---------- RECORDS SUPPLIED ----------

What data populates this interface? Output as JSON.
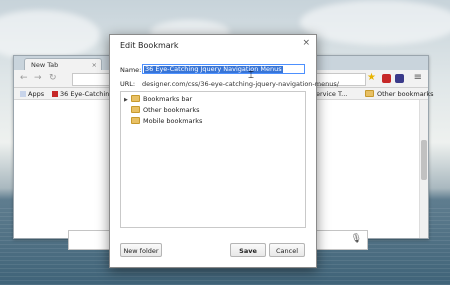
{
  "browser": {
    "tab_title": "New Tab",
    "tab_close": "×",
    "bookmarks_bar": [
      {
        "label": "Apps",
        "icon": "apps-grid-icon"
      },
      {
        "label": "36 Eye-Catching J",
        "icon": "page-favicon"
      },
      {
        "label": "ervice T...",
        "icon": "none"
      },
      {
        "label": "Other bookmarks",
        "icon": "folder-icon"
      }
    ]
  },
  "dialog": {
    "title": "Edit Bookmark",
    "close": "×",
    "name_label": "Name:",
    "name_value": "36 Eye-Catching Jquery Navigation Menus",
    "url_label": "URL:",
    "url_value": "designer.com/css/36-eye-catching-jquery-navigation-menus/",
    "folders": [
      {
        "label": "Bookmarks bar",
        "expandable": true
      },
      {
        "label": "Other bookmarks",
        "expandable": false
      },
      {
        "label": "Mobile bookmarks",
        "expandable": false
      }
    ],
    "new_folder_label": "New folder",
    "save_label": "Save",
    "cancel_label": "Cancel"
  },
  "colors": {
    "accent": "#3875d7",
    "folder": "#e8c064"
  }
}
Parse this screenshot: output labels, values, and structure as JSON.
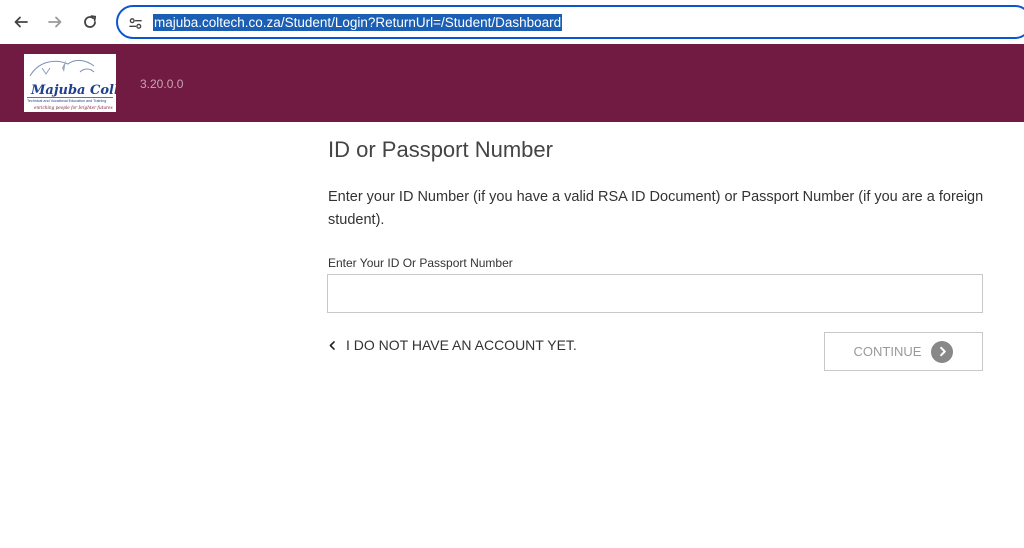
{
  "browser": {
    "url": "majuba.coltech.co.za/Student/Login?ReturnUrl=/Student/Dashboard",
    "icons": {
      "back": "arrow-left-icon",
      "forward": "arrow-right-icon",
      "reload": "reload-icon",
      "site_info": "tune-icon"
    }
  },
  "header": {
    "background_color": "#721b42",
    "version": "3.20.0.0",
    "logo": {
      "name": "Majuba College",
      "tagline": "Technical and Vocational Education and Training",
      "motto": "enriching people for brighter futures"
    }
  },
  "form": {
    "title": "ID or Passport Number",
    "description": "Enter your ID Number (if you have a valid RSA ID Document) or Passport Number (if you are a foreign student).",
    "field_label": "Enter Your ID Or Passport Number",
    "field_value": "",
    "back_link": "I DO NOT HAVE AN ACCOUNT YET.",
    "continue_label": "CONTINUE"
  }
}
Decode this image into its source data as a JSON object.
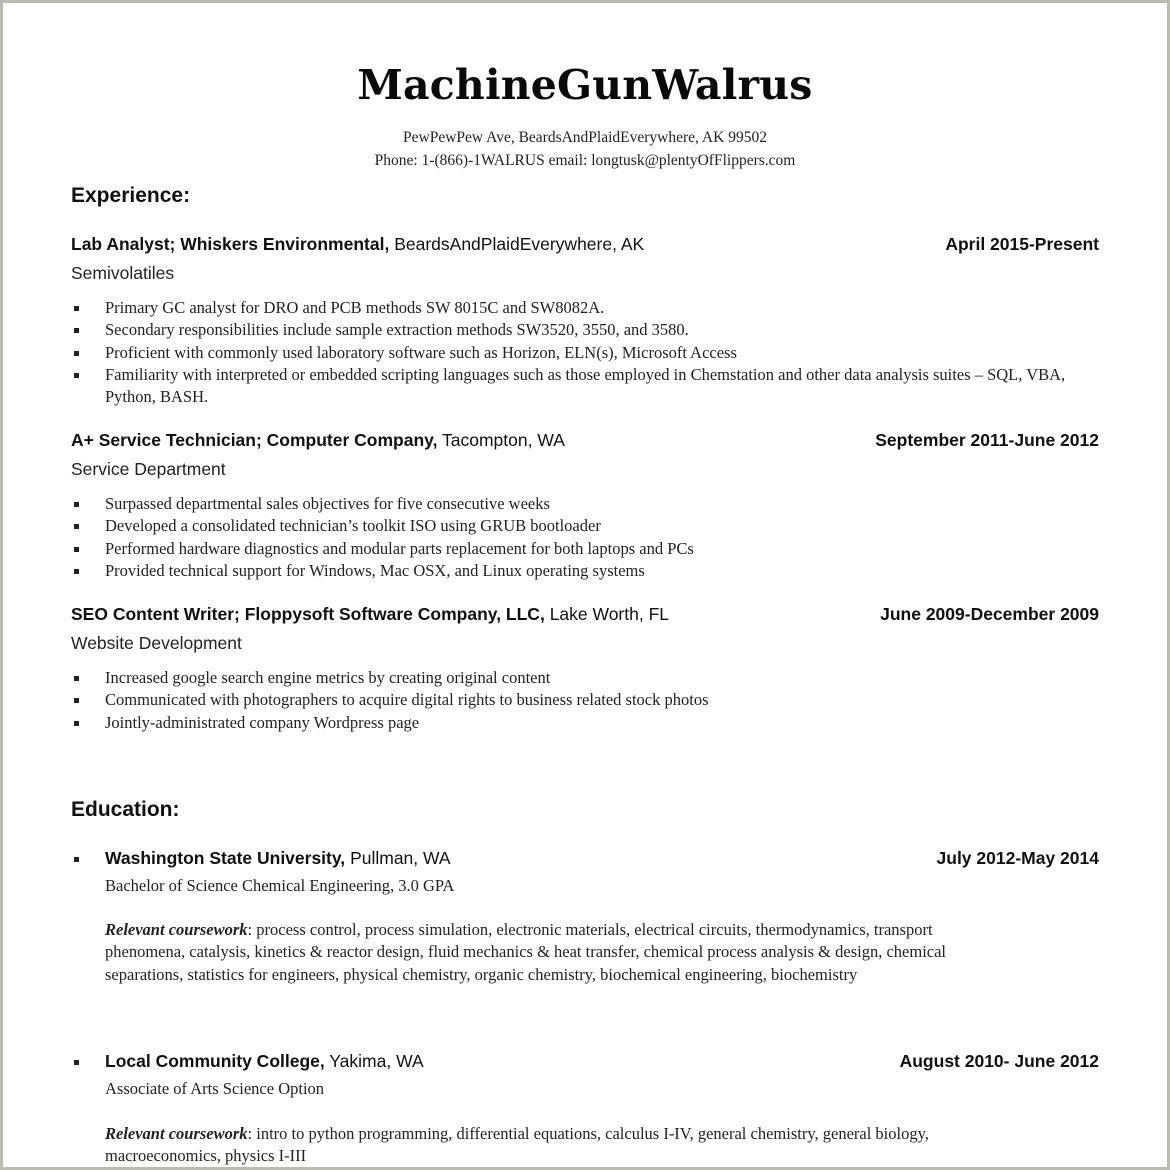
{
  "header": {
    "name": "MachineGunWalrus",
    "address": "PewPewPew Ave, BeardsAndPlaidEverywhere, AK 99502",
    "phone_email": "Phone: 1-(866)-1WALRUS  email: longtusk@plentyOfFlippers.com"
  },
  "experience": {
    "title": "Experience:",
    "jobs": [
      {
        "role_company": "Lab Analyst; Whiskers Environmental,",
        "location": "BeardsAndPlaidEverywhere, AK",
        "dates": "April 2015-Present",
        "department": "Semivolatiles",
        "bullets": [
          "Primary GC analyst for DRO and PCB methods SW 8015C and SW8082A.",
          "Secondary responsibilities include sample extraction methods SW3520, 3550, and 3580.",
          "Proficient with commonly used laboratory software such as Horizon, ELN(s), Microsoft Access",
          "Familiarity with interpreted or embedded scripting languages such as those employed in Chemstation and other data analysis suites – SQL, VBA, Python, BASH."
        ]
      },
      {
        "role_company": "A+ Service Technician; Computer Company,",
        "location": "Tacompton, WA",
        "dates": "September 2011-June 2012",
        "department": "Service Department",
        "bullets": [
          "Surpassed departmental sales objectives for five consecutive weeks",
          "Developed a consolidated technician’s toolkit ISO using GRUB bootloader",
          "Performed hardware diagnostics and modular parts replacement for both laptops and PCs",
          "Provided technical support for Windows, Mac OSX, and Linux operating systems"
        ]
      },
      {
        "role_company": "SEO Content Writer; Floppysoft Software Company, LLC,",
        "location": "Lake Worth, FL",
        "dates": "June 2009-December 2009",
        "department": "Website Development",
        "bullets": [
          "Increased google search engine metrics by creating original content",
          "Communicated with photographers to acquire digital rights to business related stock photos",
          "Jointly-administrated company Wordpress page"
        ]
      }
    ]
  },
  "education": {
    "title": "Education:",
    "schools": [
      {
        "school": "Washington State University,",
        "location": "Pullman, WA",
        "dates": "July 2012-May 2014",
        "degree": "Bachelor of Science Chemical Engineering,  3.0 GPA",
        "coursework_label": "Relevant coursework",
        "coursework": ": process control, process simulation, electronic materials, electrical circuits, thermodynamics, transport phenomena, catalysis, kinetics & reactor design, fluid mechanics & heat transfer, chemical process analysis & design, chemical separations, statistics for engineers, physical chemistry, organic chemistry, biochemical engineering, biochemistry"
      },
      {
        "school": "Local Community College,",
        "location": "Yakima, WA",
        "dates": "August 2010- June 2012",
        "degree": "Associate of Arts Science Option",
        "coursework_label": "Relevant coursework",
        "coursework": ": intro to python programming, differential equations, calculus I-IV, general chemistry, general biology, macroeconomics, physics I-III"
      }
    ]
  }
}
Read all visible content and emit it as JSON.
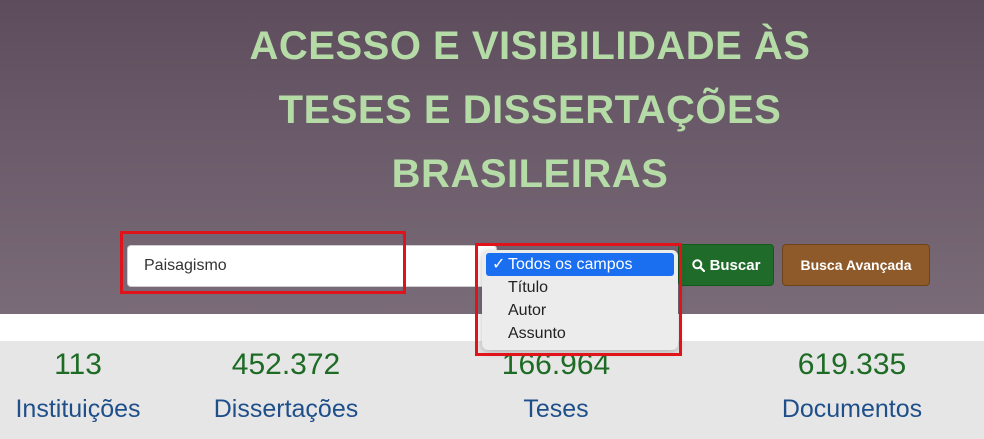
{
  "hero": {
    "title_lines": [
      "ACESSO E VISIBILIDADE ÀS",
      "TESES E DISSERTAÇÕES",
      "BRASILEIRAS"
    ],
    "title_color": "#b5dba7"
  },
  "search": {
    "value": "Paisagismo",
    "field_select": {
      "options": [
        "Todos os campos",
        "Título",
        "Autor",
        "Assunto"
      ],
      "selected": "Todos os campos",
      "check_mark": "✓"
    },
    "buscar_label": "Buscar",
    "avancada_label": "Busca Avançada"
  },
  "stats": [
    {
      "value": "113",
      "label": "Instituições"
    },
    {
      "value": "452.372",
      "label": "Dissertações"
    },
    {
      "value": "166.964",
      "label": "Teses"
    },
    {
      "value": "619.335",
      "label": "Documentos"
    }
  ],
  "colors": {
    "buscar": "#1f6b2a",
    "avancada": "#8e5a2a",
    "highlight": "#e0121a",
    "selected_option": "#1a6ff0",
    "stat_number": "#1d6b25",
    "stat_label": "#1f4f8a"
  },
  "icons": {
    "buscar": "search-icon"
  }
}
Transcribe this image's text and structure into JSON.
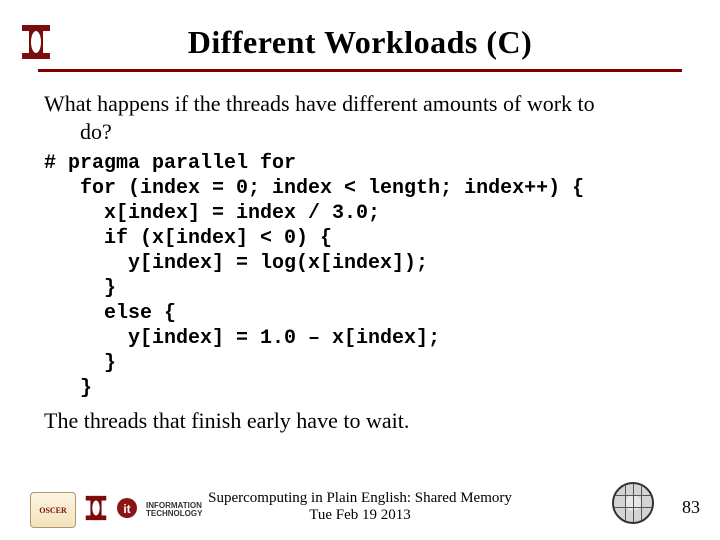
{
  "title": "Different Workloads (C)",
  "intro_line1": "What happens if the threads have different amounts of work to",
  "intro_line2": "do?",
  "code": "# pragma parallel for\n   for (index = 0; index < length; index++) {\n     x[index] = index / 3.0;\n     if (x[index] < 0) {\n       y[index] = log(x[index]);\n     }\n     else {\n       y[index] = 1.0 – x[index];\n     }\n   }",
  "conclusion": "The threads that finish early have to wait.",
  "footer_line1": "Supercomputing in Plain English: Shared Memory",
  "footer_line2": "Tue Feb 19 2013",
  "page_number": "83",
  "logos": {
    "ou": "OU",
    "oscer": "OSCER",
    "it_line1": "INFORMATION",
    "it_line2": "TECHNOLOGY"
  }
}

----------

All the records need to be repeated exactly, with the images dropped.

What data populates this interface? Output as JSON.
{
  "browser": {
    "tab_title": "New Tab",
    "tab_close": "×",
    "bookmarks_bar": [
      {
        "label": "Apps",
        "icon": "apps-grid-icon"
      },
      {
        "label": "36 Eye-Catching J",
        "icon": "page-favicon"
      },
      {
        "label": "ervice T...",
        "icon": "none"
      },
      {
        "label": "Other bookmarks",
        "icon": "folder-icon"
      }
    ]
  },
  "dialog": {
    "title": "Edit Bookmark",
    "close": "×",
    "name_label": "Name:",
    "name_value": "36 Eye-Catching Jquery Navigation Menus",
    "url_label": "URL:",
    "url_value": "designer.com/css/36-eye-catching-jquery-navigation-menus/",
    "folders": [
      {
        "label": "Bookmarks bar",
        "expandable": true
      },
      {
        "label": "Other bookmarks",
        "expandable": false
      },
      {
        "label": "Mobile bookmarks",
        "expandable": false
      }
    ],
    "new_folder_label": "New folder",
    "save_label": "Save",
    "cancel_label": "Cancel"
  },
  "colors": {
    "accent": "#3875d7",
    "folder": "#e8c064"
  }
}
Parse this screenshot: output labels, values, and structure as JSON.
{
  "browser": {
    "url": "majuba.coltech.co.za/Student/Login?ReturnUrl=/Student/Dashboard",
    "icons": {
      "back": "arrow-left-icon",
      "forward": "arrow-right-icon",
      "reload": "reload-icon",
      "site_info": "tune-icon"
    }
  },
  "header": {
    "background_color": "#721b42",
    "version": "3.20.0.0",
    "logo": {
      "name": "Majuba College",
      "tagline": "Technical and Vocational Education and Training",
      "motto": "enriching people for brighter futures"
    }
  },
  "form": {
    "title": "ID or Passport Number",
    "description": "Enter your ID Number (if you have a valid RSA ID Document) or Passport Number (if you are a foreign student).",
    "field_label": "Enter Your ID Or Passport Number",
    "field_value": "",
    "back_link": "I DO NOT HAVE AN ACCOUNT YET.",
    "continue_label": "CONTINUE"
  }
}
Decode this image into its source data as a JSON object.
{
  "header": {
    "name": "MachineGunWalrus",
    "address": "PewPewPew Ave, BeardsAndPlaidEverywhere, AK 99502",
    "phone_email": "Phone: 1-(866)-1WALRUS  email: longtusk@plentyOfFlippers.com"
  },
  "experience": {
    "title": "Experience:",
    "jobs": [
      {
        "role_company": "Lab Analyst; Whiskers Environmental,",
        "location": "BeardsAndPlaidEverywhere, AK",
        "dates": "April 2015-Present",
        "department": "Semivolatiles",
        "bullets": [
          "Primary GC analyst for DRO and PCB methods SW 8015C and SW8082A.",
          "Secondary responsibilities include sample extraction methods SW3520, 3550, and 3580.",
          "Proficient with commonly used laboratory software such as Horizon, ELN(s), Microsoft Access",
          "Familiarity with interpreted or embedded scripting languages such as those employed in Chemstation and other data analysis suites – SQL, VBA, Python, BASH."
        ]
      },
      {
        "role_company": "A+ Service Technician; Computer Company,",
        "location": "Tacompton, WA",
        "dates": "September 2011-June 2012",
        "department": "Service Department",
        "bullets": [
          "Surpassed departmental sales objectives for five consecutive weeks",
          "Developed a consolidated technician’s toolkit ISO using GRUB bootloader",
          "Performed hardware diagnostics and modular parts replacement for both laptops and PCs",
          "Provided technical support for Windows, Mac OSX, and Linux operating systems"
        ]
      },
      {
        "role_company": "SEO Content Writer; Floppysoft Software Company, LLC,",
        "location": "Lake Worth, FL",
        "dates": "June 2009-December 2009",
        "department": "Website Development",
        "bullets": [
          "Increased google search engine metrics by creating original content",
          "Communicated with photographers to acquire digital rights to business related stock photos",
          "Jointly-administrated company Wordpress page"
        ]
      }
    ]
  },
  "education": {
    "title": "Education:",
    "schools": [
      {
        "school": "Washington State University,",
        "location": "Pullman, WA",
        "dates": "July 2012-May 2014",
        "degree": "Bachelor of Science Chemical Engineering,  3.0 GPA",
        "coursework_label": "Relevant coursework",
        "coursework": ": process control, process simulation, electronic materials, electrical circuits, thermodynamics, transport phenomena, catalysis, kinetics & reactor design, fluid mechanics & heat transfer, chemical process analysis & design, chemical separations, statistics for engineers, physical chemistry, organic chemistry, biochemical engineering, biochemistry"
      },
      {
        "school": "Local Community College,",
        "location": "Yakima, WA",
        "dates": "August 2010- June 2012",
        "degree": "Associate of Arts Science Option",
        "coursework_label": "Relevant coursework",
        "coursework": ": intro to python programming, differential equations, calculus I-IV, general chemistry, general biology, macroeconomics, physics I-III"
      }
    ]
  }
}
Read all visible content and emit it as JSON.
{
  "hero": {
    "title_lines": [
      "ACESSO E VISIBILIDADE ÀS",
      "TESES E DISSERTAÇÕES",
      "BRASILEIRAS"
    ],
    "title_color": "#b5dba7"
  },
  "search": {
    "value": "Paisagismo",
    "field_select": {
      "options": [
        "Todos os campos",
        "Título",
        "Autor",
        "Assunto"
      ],
      "selected": "Todos os campos",
      "check_mark": "✓"
    },
    "buscar_label": "Buscar",
    "avancada_label": "Busca Avançada"
  },
  "stats": [
    {
      "value": "113",
      "label": "Instituições"
    },
    {
      "value": "452.372",
      "label": "Dissertações"
    },
    {
      "value": "166.964",
      "label": "Teses"
    },
    {
      "value": "619.335",
      "label": "Documentos"
    }
  ],
  "colors": {
    "buscar": "#1f6b2a",
    "avancada": "#8e5a2a",
    "highlight": "#e0121a",
    "selected_option": "#1a6ff0",
    "stat_number": "#1d6b25",
    "stat_label": "#1f4f8a"
  },
  "icons": {
    "buscar": "search-icon"
  }
}
Transcribe this image's text and structure into JSON.
{
  "title": "Different Workloads (C)",
  "intro_line1": "What happens if the threads have different amounts of work to",
  "intro_line2": "do?",
  "code": "# pragma parallel for\n   for (index = 0; index < length; index++) {\n     x[index] = index / 3.0;\n     if (x[index] < 0) {\n       y[index] = log(x[index]);\n     }\n     else {\n       y[index] = 1.0 – x[index];\n     }\n   }",
  "conclusion": "The threads that finish early have to wait.",
  "footer_line1": "Supercomputing in Plain English: Shared Memory",
  "footer_line2": "Tue Feb 19 2013",
  "page_number": "83",
  "logos": {
    "ou": "OU",
    "oscer": "OSCER",
    "it_line1": "INFORMATION",
    "it_line2": "TECHNOLOGY"
  }
}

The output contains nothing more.